_TASK TO COMPLETE_:
What is the number of lines holding the word "Rulings"? Write that number and nothing else.

_Stored items from a collection_:
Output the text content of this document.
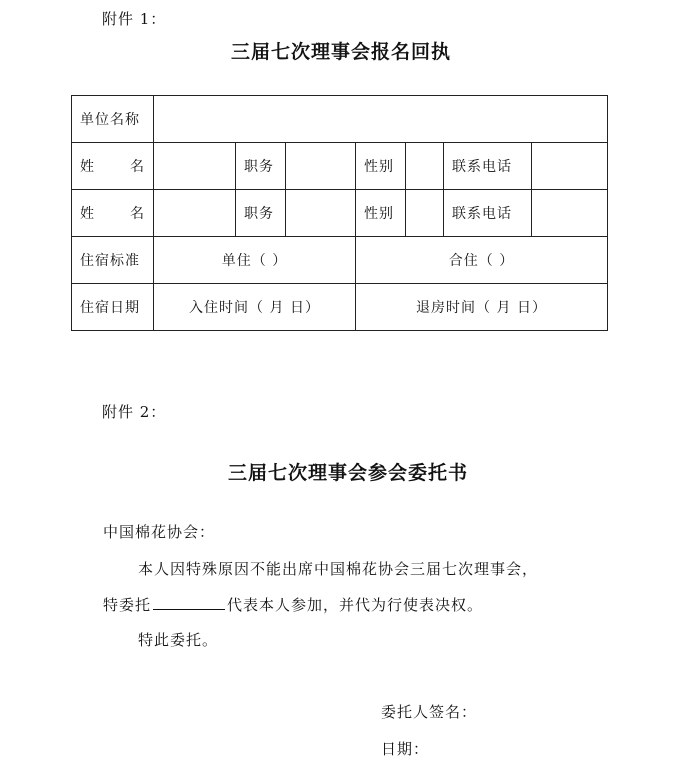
附件 1：
三届七次理事会报名回执
单位名称							

姓 名		职务		性别		联系电话	

姓 名		职务		性别		联系电话	
住宿标准	单住（ ）			合住（ ）			
住宿日期	入住时间（ 月 日）			退房时间（ 月 日）			
附件 2：
三届七次理事会参会委托书
中国棉花协会：
本人因特殊原因不能出席中国棉花协会三届七次理事会，
特委托	代表本人参加，并代为行使表决权。
特此委托。
委托人签名：
日期：
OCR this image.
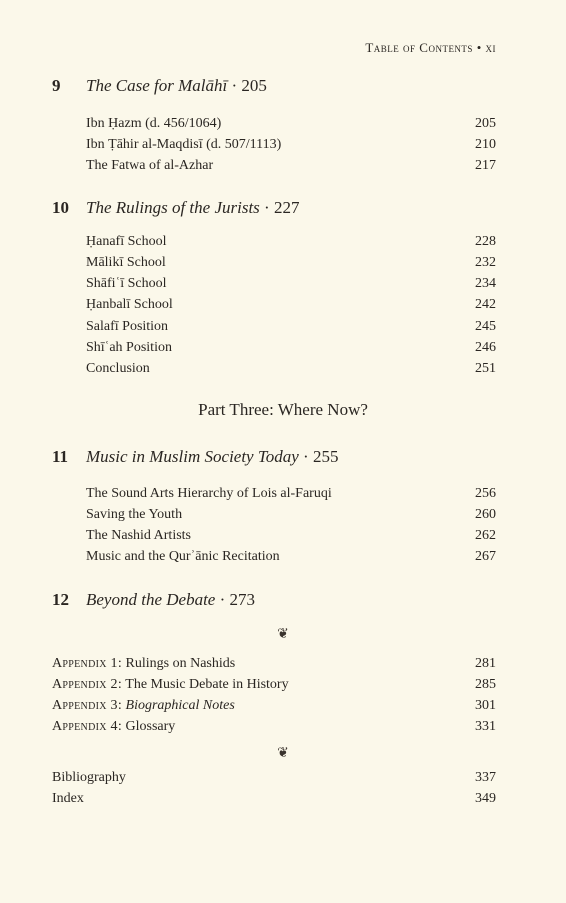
Table of Contents • xi
9 The Case for Malāhī · 205
Ibn Ḥazm (d. 456/1064)	205
Ibn Ṭāhir al-Maqdisī (d. 507/1113)	210
The Fatwa of al-Azhar	217
10 The Rulings of the Jurists · 227
Ḥanafī School	228
Mālikī School	232
Shāfiʿī School	234
Ḥanbalī School	242
Salafī Position	245
Shīʿah Position	246
Conclusion	251
Part Three: Where Now?
11 Music in Muslim Society Today · 255
The Sound Arts Hierarchy of Lois al-Faruqi	256
Saving the Youth	260
The Nashid Artists	262
Music and the Qurʾānic Recitation	267
12 Beyond the Debate · 273
❦
Appendix 1: Rulings on Nashids	281
Appendix 2: The Music Debate in History	285
Appendix 3: Biographical Notes	301
Appendix 4: Glossary	331
❦
Bibliography	337
Index	349
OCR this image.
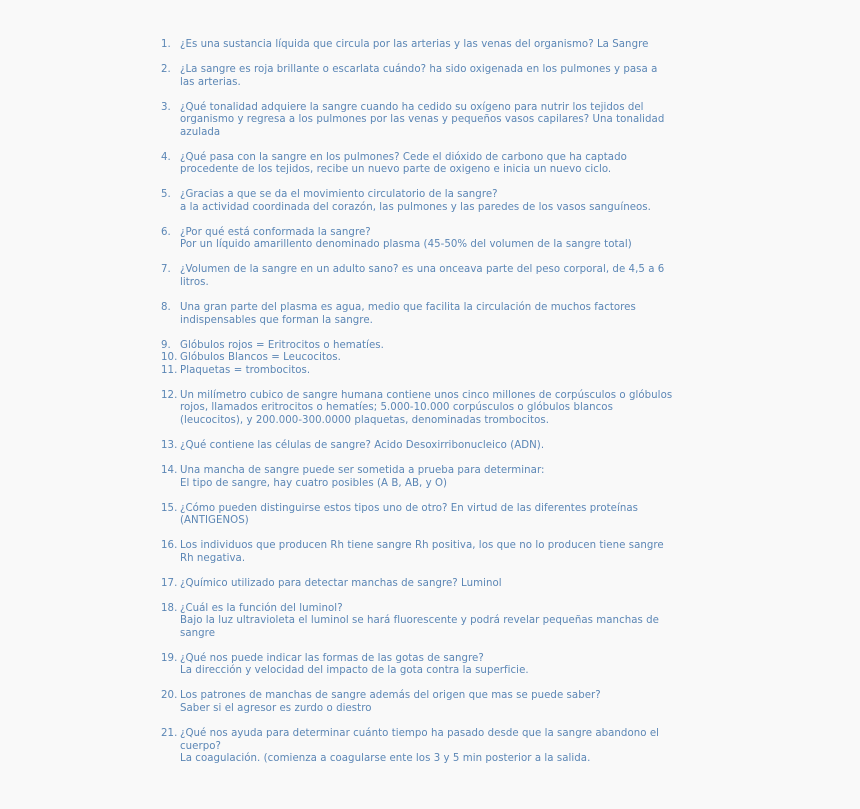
1. ¿Es una sustancia líquida que circula por las arterias y las venas del organismo? La Sangre
2. ¿La sangre es roja brillante o escarlata cuándo? ha sido oxigenada en los pulmones y pasa a
las arterias.
3. ¿Qué tonalidad adquiere la sangre cuando ha cedido su oxígeno para nutrir los tejidos del
organismo y regresa a los pulmones por las venas y pequeños vasos capilares? Una tonalidad
azulada
4. ¿Qué pasa con la sangre en los pulmones? Cede el dióxido de carbono que ha captado
procedente de los tejidos, recibe un nuevo parte de oxigeno e inicia un nuevo ciclo.
5. ¿Gracias a que se da el movimiento circulatorio de la sangre?
a la actividad coordinada del corazón, las pulmones y las paredes de los vasos sanguíneos.
6. ¿Por qué está conformada la sangre?
Por un líquido amarillento denominado plasma (45-50% del volumen de la sangre total)
7. ¿Volumen de la sangre en un adulto sano? es una onceava parte del peso corporal, de 4,5 a 6
litros.
8. Una gran parte del plasma es agua, medio que facilita la circulación de muchos factores
indispensables que forman la sangre.
9. Glóbulos rojos = Eritrocitos o hematíes.
10. Glóbulos Blancos = Leucocitos.
11. Plaquetas = trombocitos.
12. Un milímetro cubico de sangre humana contiene unos cinco millones de corpúsculos o glóbulos
rojos, llamados eritrocitos o hematíes; 5.000-10.000 corpúsculos o glóbulos blancos
(leucocitos), y 200.000-300.0000 plaquetas, denominadas trombocitos.
13. ¿Qué contiene las células de sangre? Acido Desoxirribonucleico (ADN).
14. Una mancha de sangre puede ser sometida a prueba para determinar:
El tipo de sangre, hay cuatro posibles (A B, AB, y O)
15. ¿Cómo pueden distinguirse estos tipos uno de otro? En virtud de las diferentes proteínas
(ANTIGENOS)
16. Los individuos que producen Rh tiene sangre Rh positiva, los que no lo producen tiene sangre
Rh negativa.
17. ¿Químico utilizado para detectar manchas de sangre? Luminol
18. ¿Cuál es la función del luminol?
Bajo la luz ultravioleta el luminol se hará fluorescente y podrá revelar pequeñas manchas de
sangre
19. ¿Qué nos puede indicar las formas de las gotas de sangre?
La dirección y velocidad del impacto de la gota contra la superficie.
20. Los patrones de manchas de sangre además del origen que mas se puede saber?
Saber si el agresor es zurdo o diestro
21. ¿Qué nos ayuda para determinar cuánto tiempo ha pasado desde que la sangre abandono el
cuerpo?
La coagulación. (comienza a coagularse ente los 3 y 5 min posterior a la salida.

_FINAL RESULT_:
2